§ **Raw data**:
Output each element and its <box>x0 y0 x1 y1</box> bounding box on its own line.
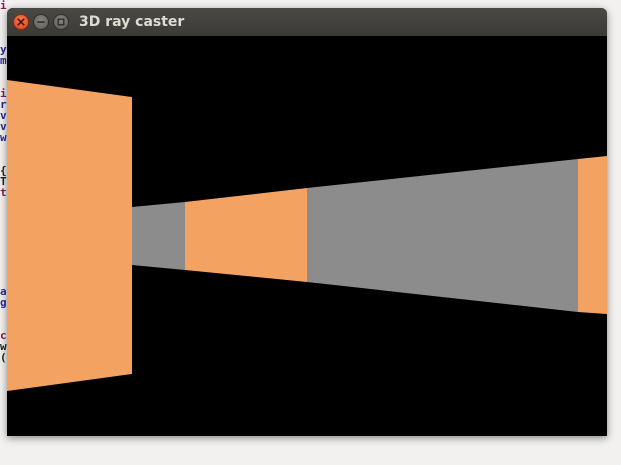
wall-segment-orange-far-right <box>578 156 607 314</box>
close-button[interactable] <box>13 14 29 30</box>
maximize-button[interactable] <box>53 14 69 30</box>
maximize-icon <box>57 18 65 26</box>
window-title: 3D ray caster <box>79 14 185 30</box>
minimize-icon <box>37 21 45 23</box>
wall-segment-orange-near-left <box>7 80 132 391</box>
ray-caster-window: 3D ray caster <box>7 8 607 436</box>
raycast-scene <box>7 36 607 436</box>
window-titlebar[interactable]: 3D ray caster <box>7 8 607 37</box>
wall-segment-orange-middle <box>185 188 307 282</box>
wall-segment-gray-1 <box>132 202 185 270</box>
close-icon <box>17 18 25 26</box>
render-viewport[interactable] <box>7 36 607 436</box>
minimize-button[interactable] <box>33 14 49 30</box>
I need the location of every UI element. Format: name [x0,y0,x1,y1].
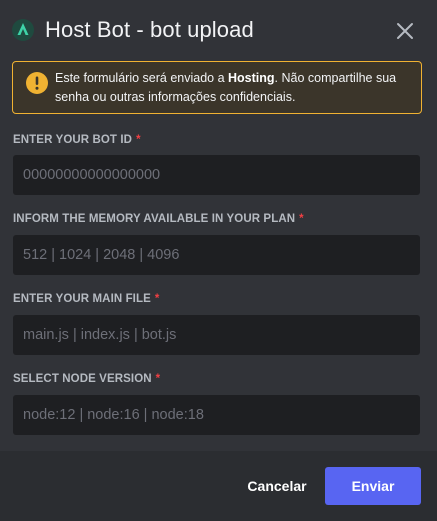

§ **What to do**: Reproduce every one of the lines above, substituting "item" for each occurrence of "element" and keeping everything else the same. Leave out the pictures.

§ **The answer**:
Output each item and its <box>x0 y0 x1 y1</box> bounding box on its own line.
wall-segment-orange-far-right <box>578 156 607 314</box>
close-button[interactable] <box>13 14 29 30</box>
maximize-button[interactable] <box>53 14 69 30</box>
maximize-icon <box>57 18 65 26</box>
window-title: 3D ray caster <box>79 14 185 30</box>
minimize-icon <box>37 21 45 23</box>
wall-segment-orange-near-left <box>7 80 132 391</box>
ray-caster-window: 3D ray caster <box>7 8 607 436</box>
raycast-scene <box>7 36 607 436</box>
window-titlebar[interactable]: 3D ray caster <box>7 8 607 37</box>
wall-segment-orange-middle <box>185 188 307 282</box>
wall-segment-gray-1 <box>132 202 185 270</box>
close-icon <box>17 18 25 26</box>
render-viewport[interactable] <box>7 36 607 436</box>
minimize-button[interactable] <box>33 14 49 30</box>
I need the location of every UI item. Format: name [x0,y0,x1,y1].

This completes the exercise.